In the graph above (the code also appears below), ggplot(mtcars) came first, which just set up a blank graph, then there’s geom_jitter, which added the wt and mpg data and point colors based on the cyl variable, and so on.
If I wanted the regression line from geom_smooth to appear beneath the points rather than on top of them, I could’ve just reordered the function calls.
This will also help you troubleshoot if you have issues outputting graphs; just comment out individual plot objects, being careful not to leave any dangling plus signs, and rerun to find the problem.
This functionality also means that you can save several layers in a list to apply them easily to multiple graphs. This can save you time and effort when you want to have a consistent look across different graphs; just update a particular parameter in your list once, and then it’ll apply across your graphs.
Some functions, like labs, support this layering very well by allowing multiple calls to the same function.
Others, like scale_y_continuous, will override previous calls in the same graph (you’ll get a warning message when this happens).
You’ll notice that I have to put commas in between each function in the list rather than plus signs.
I also have to save these in a list(rather than with c).
# Create list of specifications
format_list <- list(scale_y_continuous(expand = c(0,0), limits = c(0,6)),
scale_x_continuous(expand = c(0,0), limits = c(10,35)),
scale_color_brewer(type = "qual", palette = "Paired"),
theme_classic(),
labs(y = "Vehicle weight (1000 lbs)",
x = "Miles per gallon",
color = "Cylinders"))
# Create scatter plot
# Move legend to the bottom
mtcars_scatter <- ggplot(mtcars) +
geom_jitter(aes(mpg, wt, color = cyl)) +
geom_smooth(formula = y ~ x, aes(mpg, wt), method = "lm", se = TRUE, level = 0.95,
fill = "#d7d8db", color = "black", size = 0.5) +
format_list +
theme(legend.position = "bottom")
# Output scatter plot with new legend position
mtcars_scatter
You’ll want to be familiar with the color brewer palettes that I used here.

• _Task directions_
Please write out everything in the ggplot text from "This will also" down to "across your graphs.", swapping "graphs" for "charts" wherever it appears. The items after this have nothing to do with the ggplot text.

• _Data listing_
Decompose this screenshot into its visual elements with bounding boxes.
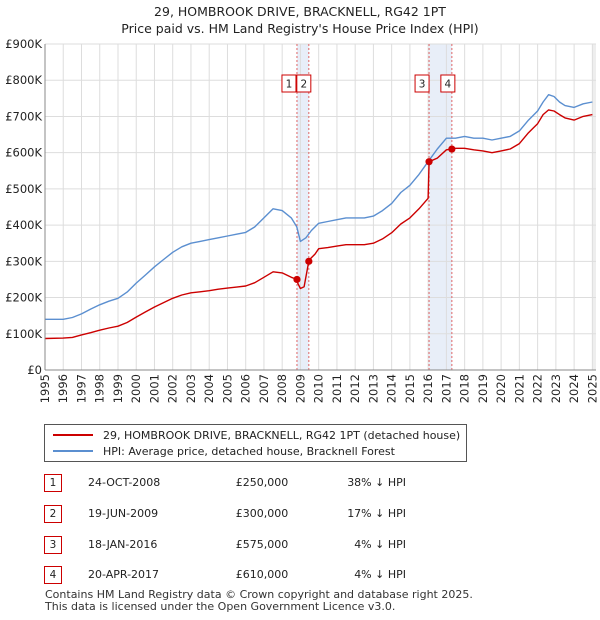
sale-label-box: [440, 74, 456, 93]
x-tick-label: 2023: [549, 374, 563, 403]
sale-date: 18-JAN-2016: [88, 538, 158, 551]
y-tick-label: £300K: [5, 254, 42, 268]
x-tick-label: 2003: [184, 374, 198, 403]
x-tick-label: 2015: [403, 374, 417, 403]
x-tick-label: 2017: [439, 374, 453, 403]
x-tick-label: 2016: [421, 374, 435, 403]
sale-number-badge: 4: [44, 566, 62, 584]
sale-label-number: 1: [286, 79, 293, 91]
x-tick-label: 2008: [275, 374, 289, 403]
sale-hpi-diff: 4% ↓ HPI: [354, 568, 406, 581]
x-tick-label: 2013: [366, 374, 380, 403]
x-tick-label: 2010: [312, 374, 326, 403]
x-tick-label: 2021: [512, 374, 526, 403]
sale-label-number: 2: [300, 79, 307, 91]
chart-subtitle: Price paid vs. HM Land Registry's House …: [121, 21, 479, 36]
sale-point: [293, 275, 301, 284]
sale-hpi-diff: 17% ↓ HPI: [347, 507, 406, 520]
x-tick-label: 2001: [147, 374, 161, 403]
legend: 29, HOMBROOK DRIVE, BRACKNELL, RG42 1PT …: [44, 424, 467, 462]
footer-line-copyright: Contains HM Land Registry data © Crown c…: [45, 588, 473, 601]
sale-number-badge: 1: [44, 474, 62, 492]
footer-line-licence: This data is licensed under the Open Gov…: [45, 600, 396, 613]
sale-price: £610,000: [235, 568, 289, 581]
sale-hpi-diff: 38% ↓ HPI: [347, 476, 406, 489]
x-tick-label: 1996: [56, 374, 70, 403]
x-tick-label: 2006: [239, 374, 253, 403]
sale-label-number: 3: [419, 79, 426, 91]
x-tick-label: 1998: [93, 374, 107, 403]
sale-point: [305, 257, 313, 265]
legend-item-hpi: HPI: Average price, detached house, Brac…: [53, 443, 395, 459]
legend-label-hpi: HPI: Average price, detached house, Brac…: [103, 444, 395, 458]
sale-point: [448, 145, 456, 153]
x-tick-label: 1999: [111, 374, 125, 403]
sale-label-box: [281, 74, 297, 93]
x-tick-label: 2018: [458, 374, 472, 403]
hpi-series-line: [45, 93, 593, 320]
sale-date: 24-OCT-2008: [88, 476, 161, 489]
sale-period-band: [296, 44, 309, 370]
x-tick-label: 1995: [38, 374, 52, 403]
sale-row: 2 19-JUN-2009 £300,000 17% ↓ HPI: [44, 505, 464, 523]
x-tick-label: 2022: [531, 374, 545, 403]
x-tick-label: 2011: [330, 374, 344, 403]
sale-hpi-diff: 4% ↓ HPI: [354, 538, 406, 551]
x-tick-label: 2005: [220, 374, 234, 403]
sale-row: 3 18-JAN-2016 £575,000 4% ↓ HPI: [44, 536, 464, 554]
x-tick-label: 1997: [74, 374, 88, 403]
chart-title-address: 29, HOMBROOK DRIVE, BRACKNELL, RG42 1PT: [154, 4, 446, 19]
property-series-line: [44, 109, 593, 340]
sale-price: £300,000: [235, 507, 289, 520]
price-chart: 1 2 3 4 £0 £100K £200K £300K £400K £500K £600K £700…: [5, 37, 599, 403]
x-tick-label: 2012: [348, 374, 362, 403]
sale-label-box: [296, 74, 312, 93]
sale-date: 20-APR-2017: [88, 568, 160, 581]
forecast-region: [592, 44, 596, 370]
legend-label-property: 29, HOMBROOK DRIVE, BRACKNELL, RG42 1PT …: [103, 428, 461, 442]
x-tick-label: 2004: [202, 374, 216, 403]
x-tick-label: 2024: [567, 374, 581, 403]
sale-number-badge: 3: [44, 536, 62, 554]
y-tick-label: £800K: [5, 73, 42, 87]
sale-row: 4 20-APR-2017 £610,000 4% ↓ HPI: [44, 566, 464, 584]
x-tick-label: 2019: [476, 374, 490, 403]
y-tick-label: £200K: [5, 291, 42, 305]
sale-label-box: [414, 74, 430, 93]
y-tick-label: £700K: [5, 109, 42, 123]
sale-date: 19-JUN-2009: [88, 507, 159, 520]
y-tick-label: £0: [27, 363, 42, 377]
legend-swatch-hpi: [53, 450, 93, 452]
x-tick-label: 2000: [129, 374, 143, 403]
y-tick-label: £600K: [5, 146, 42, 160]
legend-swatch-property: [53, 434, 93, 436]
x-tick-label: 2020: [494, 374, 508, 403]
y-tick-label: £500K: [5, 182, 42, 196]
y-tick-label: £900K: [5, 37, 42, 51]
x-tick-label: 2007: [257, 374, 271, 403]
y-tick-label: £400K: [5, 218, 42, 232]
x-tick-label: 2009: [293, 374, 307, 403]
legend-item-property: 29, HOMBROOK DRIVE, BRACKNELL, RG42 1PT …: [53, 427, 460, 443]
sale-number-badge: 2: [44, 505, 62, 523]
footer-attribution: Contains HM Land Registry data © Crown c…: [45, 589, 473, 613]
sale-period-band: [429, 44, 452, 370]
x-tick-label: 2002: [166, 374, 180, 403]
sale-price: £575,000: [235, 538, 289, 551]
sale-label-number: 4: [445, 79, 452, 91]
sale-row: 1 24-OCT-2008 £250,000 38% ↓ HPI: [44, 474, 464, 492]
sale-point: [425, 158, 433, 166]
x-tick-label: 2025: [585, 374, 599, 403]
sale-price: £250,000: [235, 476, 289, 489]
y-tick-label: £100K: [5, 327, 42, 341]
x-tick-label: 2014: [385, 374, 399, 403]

• _Exercise result_
This will also help you troubleshoot if you have issues outputting charts; just comment out individual plot objects, being careful not to leave any dangling plus signs, and rerun to find the problem.
This functionality also means that you can save several layers in a list to apply them easily to multiple charts. This can save you time and effort when you want to have a consistent look across different charts; just update a particular parameter in your list once, and then it’ll apply across your charts.